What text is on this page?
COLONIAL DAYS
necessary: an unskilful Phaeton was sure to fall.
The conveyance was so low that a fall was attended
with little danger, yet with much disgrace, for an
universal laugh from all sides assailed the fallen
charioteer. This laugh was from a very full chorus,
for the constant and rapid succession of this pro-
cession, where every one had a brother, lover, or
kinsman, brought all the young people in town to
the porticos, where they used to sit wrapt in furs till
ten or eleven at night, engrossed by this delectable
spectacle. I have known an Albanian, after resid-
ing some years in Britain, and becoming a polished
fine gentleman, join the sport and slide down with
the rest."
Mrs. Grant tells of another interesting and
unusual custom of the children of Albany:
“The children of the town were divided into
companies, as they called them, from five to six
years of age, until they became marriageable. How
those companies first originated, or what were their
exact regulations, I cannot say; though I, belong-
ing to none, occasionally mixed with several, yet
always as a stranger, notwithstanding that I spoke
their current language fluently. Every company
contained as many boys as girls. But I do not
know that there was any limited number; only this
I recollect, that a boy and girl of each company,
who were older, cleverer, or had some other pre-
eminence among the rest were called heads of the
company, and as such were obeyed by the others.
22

▸ Problem description: Print the whole listing again, exactly.

▸ The completed task:
What text is on this page?
COLONIAL DAYS
necessary: an unskilful Phaeton was sure to fall.
The conveyance was so low that a fall was attended
with little danger, yet with much disgrace, for an
universal laugh from all sides assailed the fallen
charioteer. This laugh was from a very full chorus,
for the constant and rapid succession of this pro-
cession, where every one had a brother, lover, or
kinsman, brought all the young people in town to
the porticos, where they used to sit wrapt in furs till
ten or eleven at night, engrossed by this delectable
spectacle. I have known an Albanian, after resid-
ing some years in Britain, and becoming a polished
fine gentleman, join the sport and slide down with
the rest."
Mrs. Grant tells of another interesting and
unusual custom of the children of Albany:
“The children of the town were divided into
companies, as they called them, from five to six
years of age, until they became marriageable. How
those companies first originated, or what were their
exact regulations, I cannot say; though I, belong-
ing to none, occasionally mixed with several, yet
always as a stranger, notwithstanding that I spoke
their current language fluently. Every company
contained as many boys as girls. But I do not
know that there was any limited number; only this
I recollect, that a boy and girl of each company,
who were older, cleverer, or had some other pre-
eminence among the rest were called heads of the
company, and as such were obeyed by the others.
22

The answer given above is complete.